■ Description of the task
Any pictures in the records below should be skipped; write out everything else exactly.

[START OF Records shown]

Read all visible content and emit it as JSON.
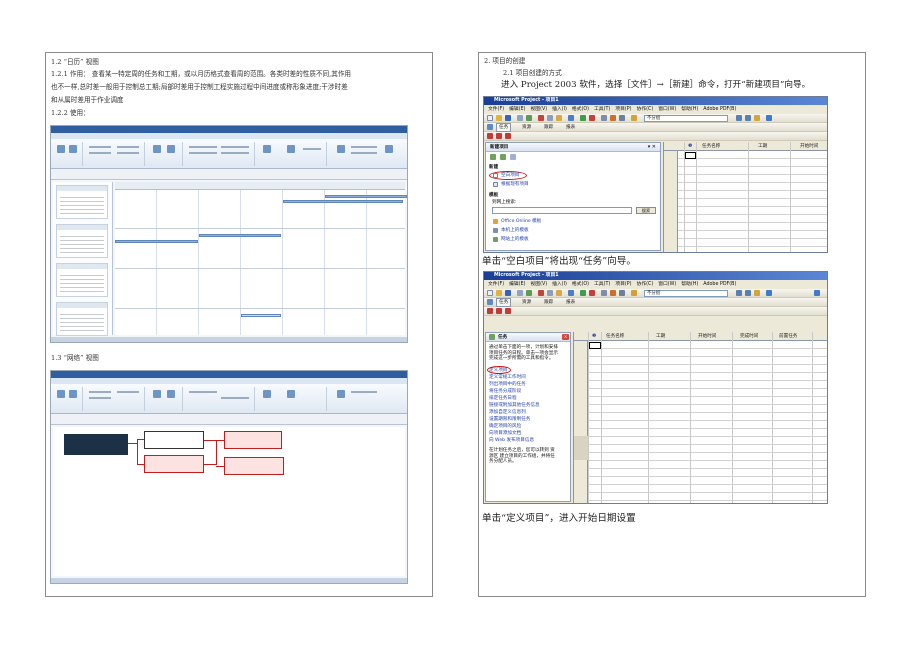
{
  "left": {
    "s12_heading": "1.2 “日历” 视图",
    "s121_line1": "1.2.1 作用： 查看某一特定周的任务和工期，或以月历格式查看周的范围。各类时差的性质不同,其作用",
    "s121_line2": "也不一样,总时差一般用于控制总工期;局部时差用于控制工程实施过程中间进度或称形象进度;干涉时差",
    "s121_line3": "和从属时差用于作业调度",
    "s122_heading": "1.2.2 使用：",
    "s13_heading": "1.3 “网络” 视图"
  },
  "right": {
    "s2_heading": "2. 项目的创建",
    "s21_heading": "2.1 项目创建的方式",
    "intro": "进入 Project 2003 软件，选择［文件］→［新建］命令，打开“新建项目”向导。",
    "caption1": "单击“空白项目”将出现“任务”向导。",
    "caption2": "单击“定义项目”，进入开始日期设置"
  },
  "shot1": {
    "title": "Microsoft Project - 项目1",
    "menu": [
      "文件(F)",
      "编辑(E)",
      "视图(V)",
      "插入(I)",
      "格式(O)",
      "工具(T)",
      "项目(P)",
      "协作(C)",
      "窗口(W)",
      "帮助(H)",
      "Adobe PDF(B)"
    ],
    "toolbar_group": "不分组",
    "toolbar2": [
      "任务",
      "资源",
      "跟踪",
      "报表"
    ],
    "pane_title": "新建项目",
    "new_label": "新建",
    "link_blank": "空白项目",
    "link_existing": "根据现有项目",
    "template_label": "模板",
    "search_label": "到网上搜索:",
    "search_btn": "搜索",
    "link_online": "Office Online 模板",
    "link_local": "本机上的模板",
    "link_web": "网站上的模板",
    "col_task": "任务名称",
    "col_duration": "工期",
    "col_start": "开始时间"
  },
  "shot2": {
    "title": "Microsoft Project - 项目1",
    "menu": [
      "文件(F)",
      "编辑(E)",
      "视图(V)",
      "插入(I)",
      "格式(O)",
      "工具(T)",
      "项目(P)",
      "协作(C)",
      "窗口(W)",
      "帮助(H)",
      "Adobe PDF(B)"
    ],
    "toolbar_group": "不分组",
    "toolbar2": [
      "任务",
      "资源",
      "跟踪",
      "报表"
    ],
    "pane_title": "任务",
    "intro": [
      "通过单击下面的一项，计划和安排",
      "项目任务的日程。单击一项会显示",
      "完成这一步所需的工具和指令。"
    ],
    "steps": [
      "定义项目",
      "定义常规工作时间",
      "列出项目中的任务",
      "将任务分成阶段",
      "排定任务日程",
      "链接或附加其他任务信息",
      "添加自定义信息列",
      "设置期限和限制任务",
      "确定项目的风险",
      "向项目添加文档",
      "向 Web 发布项目信息"
    ],
    "footer": [
      "在计划任务之后，您可以转到 资",
      "源区 建立项目的工作组，并将任",
      "务分配人员。"
    ],
    "col_task": "任务名称",
    "col_duration": "工期",
    "col_start": "开始时间",
    "col_finish": "完成时间",
    "col_pred": "前置任务"
  }
}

[END OF Records shown]

■ Written answer
Read all visible content and emit it as JSON.
{
  "left": {
    "s12_heading": "1.2 “日历” 视图",
    "s121_line1": "1.2.1 作用： 查看某一特定周的任务和工期，或以月历格式查看周的范围。各类时差的性质不同,其作用",
    "s121_line2": "也不一样,总时差一般用于控制总工期;局部时差用于控制工程实施过程中间进度或称形象进度;干涉时差",
    "s121_line3": "和从属时差用于作业调度",
    "s122_heading": "1.2.2 使用：",
    "s13_heading": "1.3 “网络” 视图"
  },
  "right": {
    "s2_heading": "2. 项目的创建",
    "s21_heading": "2.1 项目创建的方式",
    "intro": "进入 Project 2003 软件，选择［文件］→［新建］命令，打开“新建项目”向导。",
    "caption1": "单击“空白项目”将出现“任务”向导。",
    "caption2": "单击“定义项目”，进入开始日期设置"
  },
  "shot1": {
    "title": "Microsoft Project - 项目1",
    "menu": [
      "文件(F)",
      "编辑(E)",
      "视图(V)",
      "插入(I)",
      "格式(O)",
      "工具(T)",
      "项目(P)",
      "协作(C)",
      "窗口(W)",
      "帮助(H)",
      "Adobe PDF(B)"
    ],
    "toolbar_group": "不分组",
    "toolbar2": [
      "任务",
      "资源",
      "跟踪",
      "报表"
    ],
    "pane_title": "新建项目",
    "new_label": "新建",
    "link_blank": "空白项目",
    "link_existing": "根据现有项目",
    "template_label": "模板",
    "search_label": "到网上搜索:",
    "search_btn": "搜索",
    "link_online": "Office Online 模板",
    "link_local": "本机上的模板",
    "link_web": "网站上的模板",
    "col_task": "任务名称",
    "col_duration": "工期",
    "col_start": "开始时间"
  },
  "shot2": {
    "title": "Microsoft Project - 项目1",
    "menu": [
      "文件(F)",
      "编辑(E)",
      "视图(V)",
      "插入(I)",
      "格式(O)",
      "工具(T)",
      "项目(P)",
      "协作(C)",
      "窗口(W)",
      "帮助(H)",
      "Adobe PDF(B)"
    ],
    "toolbar_group": "不分组",
    "toolbar2": [
      "任务",
      "资源",
      "跟踪",
      "报表"
    ],
    "pane_title": "任务",
    "intro": [
      "通过单击下面的一项，计划和安排",
      "项目任务的日程。单击一项会显示",
      "完成这一步所需的工具和指令。"
    ],
    "steps": [
      "定义项目",
      "定义常规工作时间",
      "列出项目中的任务",
      "将任务分成阶段",
      "排定任务日程",
      "链接或附加其他任务信息",
      "添加自定义信息列",
      "设置期限和限制任务",
      "确定项目的风险",
      "向项目添加文档",
      "向 Web 发布项目信息"
    ],
    "footer": [
      "在计划任务之后，您可以转到 资",
      "源区 建立项目的工作组，并将任",
      "务分配人员。"
    ],
    "col_task": "任务名称",
    "col_duration": "工期",
    "col_start": "开始时间",
    "col_finish": "完成时间",
    "col_pred": "前置任务"
  }
}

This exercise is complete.